**Goal:** Omit the pictures, then reproduce every remaining record exactly.

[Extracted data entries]
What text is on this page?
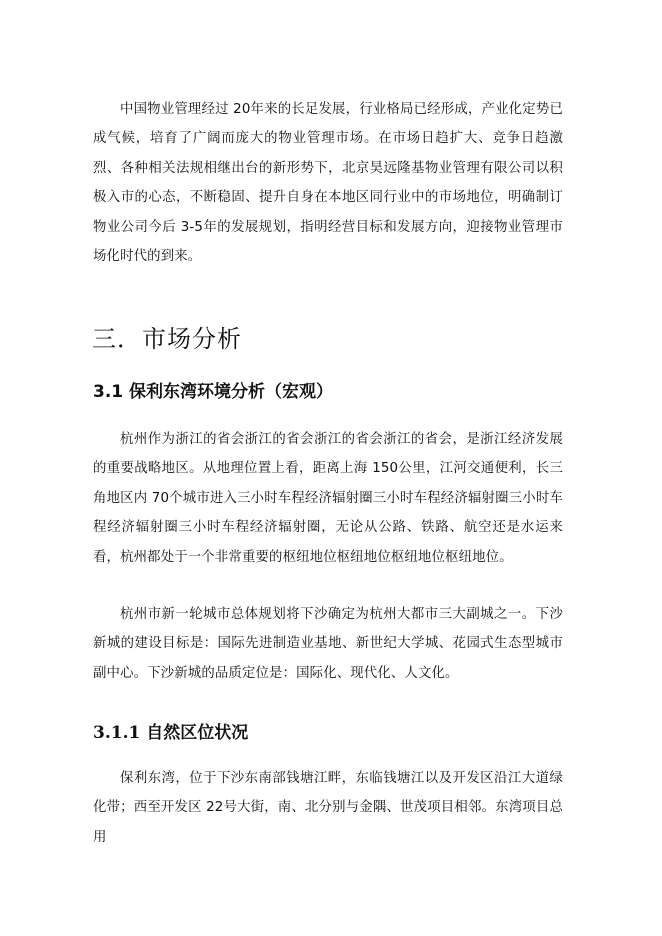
中国物业管理经过 20年来的长足发展，行业格局已经形成，产业化定势已成气候，培育了广阔而庞大的物业管理市场。在市场日趋扩大、竞争日趋激烈、各种相关法规相继出台的新形势下，北京昊远隆基物业管理有限公司以积极入市的心态，不断稳固、提升自身在本地区同行业中的市场地位，明确制订物业公司今后 3-5年的发展规划，指明经营目标和发展方向，迎接物业管理市场化时代的到来。

三．市场分析
3.1 保利东湾环境分析（宏观）

杭州作为浙江的省会浙江的省会浙江的省会浙江的省会，是浙江经济发展的重要战略地区。从地理位置上看，距离上海 150公里，江河交通便利，长三角地区内 70个城市进入三小时车程经济辐射圈三小时车程经济辐射圈三小时车程经济辐射圈三小时车程经济辐射圈，无论从公路、铁路、航空还是水运来看，杭州都处于一个非常重要的枢纽地位枢纽地位枢纽地位枢纽地位。

杭州市新一轮城市总体规划将下沙确定为杭州大都市三大副城之一。下沙新城的建设目标是：国际先进制造业基地、新世纪大学城、花园式生态型城市副中心。下沙新城的品质定位是：国际化、现代化、人文化。

3.1.1 自然区位状况

保利东湾，位于下沙东南部钱塘江畔，东临钱塘江以及开发区沿江大道绿化带；西至开发区 22号大街，南、北分别与金隅、世茂项目相邻。东湾项目总用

**Task result:**
What text is on this page?
中国物业管理经过 20年来的长足发展，行业格局已经形成，产业化定势已成气候，培育了广阔而庞大的物业管理市场。在市场日趋扩大、竞争日趋激烈、各种相关法规相继出台的新形势下，北京昊远隆基物业管理有限公司以积极入市的心态，不断稳固、提升自身在本地区同行业中的市场地位，明确制订物业公司今后 3-5年的发展规划，指明经营目标和发展方向，迎接物业管理市场化时代的到来。

三．市场分析
3.1 保利东湾环境分析（宏观）

杭州作为浙江的省会浙江的省会浙江的省会浙江的省会，是浙江经济发展的重要战略地区。从地理位置上看，距离上海 150公里，江河交通便利，长三角地区内 70个城市进入三小时车程经济辐射圈三小时车程经济辐射圈三小时车程经济辐射圈三小时车程经济辐射圈，无论从公路、铁路、航空还是水运来看，杭州都处于一个非常重要的枢纽地位枢纽地位枢纽地位枢纽地位。

杭州市新一轮城市总体规划将下沙确定为杭州大都市三大副城之一。下沙新城的建设目标是：国际先进制造业基地、新世纪大学城、花园式生态型城市副中心。下沙新城的品质定位是：国际化、现代化、人文化。

3.1.1 自然区位状况

保利东湾，位于下沙东南部钱塘江畔，东临钱塘江以及开发区沿江大道绿化带；西至开发区 22号大街，南、北分别与金隅、世茂项目相邻。东湾项目总用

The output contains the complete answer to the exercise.